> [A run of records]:
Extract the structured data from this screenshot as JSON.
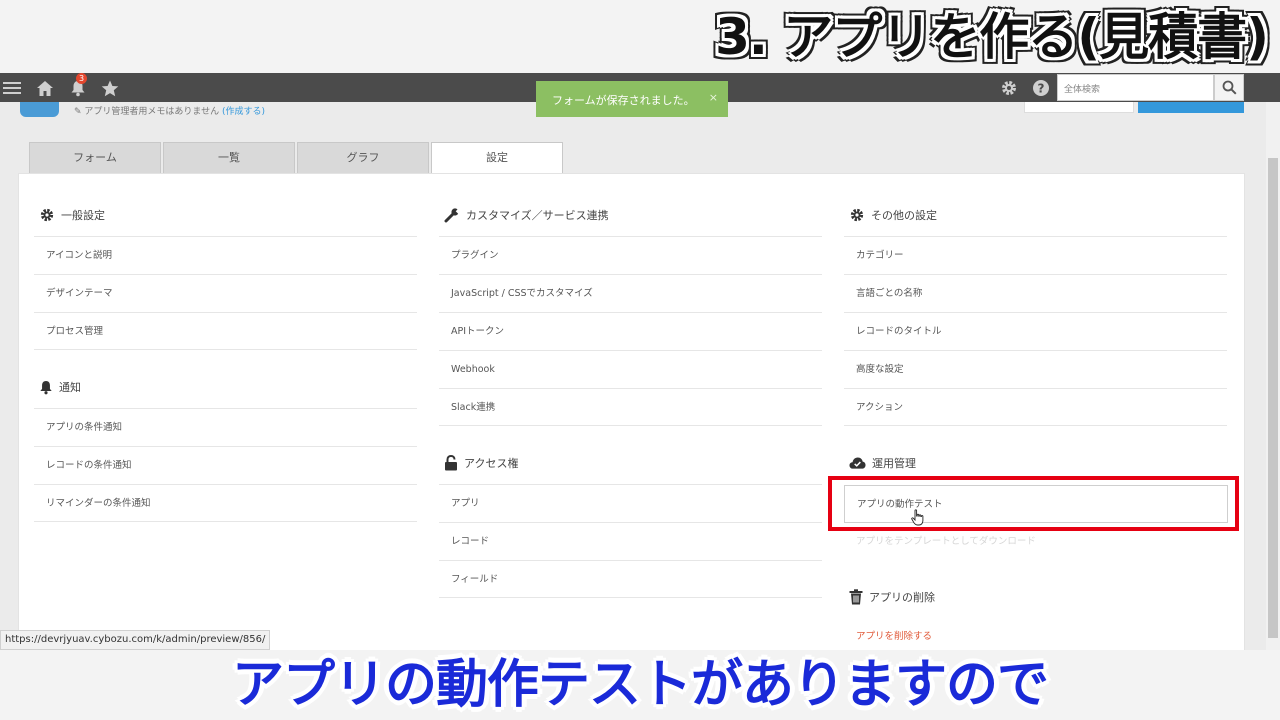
{
  "captions": {
    "top": "3. アプリを作る(見積書)",
    "bottom": "アプリの動作テストがありますので"
  },
  "header": {
    "notification_count": "3",
    "search_placeholder": "全体検索"
  },
  "toast": {
    "message": "フォームが保存されました。",
    "close": "×"
  },
  "subheader": {
    "memo": "アプリ管理者用メモはありません",
    "memo_link": "(作成する)"
  },
  "tabs": [
    "フォーム",
    "一覧",
    "グラフ",
    "設定"
  ],
  "active_tab": "設定",
  "sections": {
    "general": {
      "title": "一般設定",
      "items": [
        "アイコンと説明",
        "デザインテーマ",
        "プロセス管理"
      ]
    },
    "notifications": {
      "title": "通知",
      "items": [
        "アプリの条件通知",
        "レコードの条件通知",
        "リマインダーの条件通知"
      ]
    },
    "customize": {
      "title": "カスタマイズ／サービス連携",
      "items": [
        "プラグイン",
        "JavaScript / CSSでカスタマイズ",
        "APIトークン",
        "Webhook",
        "Slack連携"
      ]
    },
    "access": {
      "title": "アクセス権",
      "items": [
        "アプリ",
        "レコード",
        "フィールド"
      ]
    },
    "other": {
      "title": "その他の設定",
      "items": [
        "カテゴリー",
        "言語ごとの名称",
        "レコードのタイトル",
        "高度な設定",
        "アクション"
      ]
    },
    "operation": {
      "title": "運用管理",
      "items": [
        "アプリの動作テスト",
        "アプリをテンプレートとしてダウンロード"
      ]
    },
    "delete": {
      "title": "アプリの削除",
      "items": [
        "アプリを削除する"
      ]
    }
  },
  "status_url": "https://devrjyuav.cybozu.com/k/admin/preview/856/",
  "colors": {
    "header_bg": "#4b4b4b",
    "toast_bg": "#8cbf62",
    "accent_blue": "#3498db",
    "highlight_red": "#e60012",
    "danger_text": "#e05a3a",
    "caption_blue": "#1a2ad8"
  },
  "icons": {
    "general": "gear-icon",
    "notifications": "bell-icon",
    "customize": "wrench-icon",
    "access": "lock-icon",
    "other": "gear-icon",
    "operation": "cloud-check-icon",
    "delete": "trash-icon"
  }
}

> [Directive]: Copy out all the records exactly, excluding pictures.

> [Result of this exercise]:
Extract the structured data from this screenshot as JSON.
{
  "captions": {
    "top": "3. アプリを作る(見積書)",
    "bottom": "アプリの動作テストがありますので"
  },
  "header": {
    "notification_count": "3",
    "search_placeholder": "全体検索"
  },
  "toast": {
    "message": "フォームが保存されました。",
    "close": "×"
  },
  "subheader": {
    "memo": "アプリ管理者用メモはありません",
    "memo_link": "(作成する)"
  },
  "tabs": [
    "フォーム",
    "一覧",
    "グラフ",
    "設定"
  ],
  "active_tab": "設定",
  "sections": {
    "general": {
      "title": "一般設定",
      "items": [
        "アイコンと説明",
        "デザインテーマ",
        "プロセス管理"
      ]
    },
    "notifications": {
      "title": "通知",
      "items": [
        "アプリの条件通知",
        "レコードの条件通知",
        "リマインダーの条件通知"
      ]
    },
    "customize": {
      "title": "カスタマイズ／サービス連携",
      "items": [
        "プラグイン",
        "JavaScript / CSSでカスタマイズ",
        "APIトークン",
        "Webhook",
        "Slack連携"
      ]
    },
    "access": {
      "title": "アクセス権",
      "items": [
        "アプリ",
        "レコード",
        "フィールド"
      ]
    },
    "other": {
      "title": "その他の設定",
      "items": [
        "カテゴリー",
        "言語ごとの名称",
        "レコードのタイトル",
        "高度な設定",
        "アクション"
      ]
    },
    "operation": {
      "title": "運用管理",
      "items": [
        "アプリの動作テスト",
        "アプリをテンプレートとしてダウンロード"
      ]
    },
    "delete": {
      "title": "アプリの削除",
      "items": [
        "アプリを削除する"
      ]
    }
  },
  "status_url": "https://devrjyuav.cybozu.com/k/admin/preview/856/",
  "colors": {
    "header_bg": "#4b4b4b",
    "toast_bg": "#8cbf62",
    "accent_blue": "#3498db",
    "highlight_red": "#e60012",
    "danger_text": "#e05a3a",
    "caption_blue": "#1a2ad8"
  },
  "icons": {
    "general": "gear-icon",
    "notifications": "bell-icon",
    "customize": "wrench-icon",
    "access": "lock-icon",
    "other": "gear-icon",
    "operation": "cloud-check-icon",
    "delete": "trash-icon"
  }
}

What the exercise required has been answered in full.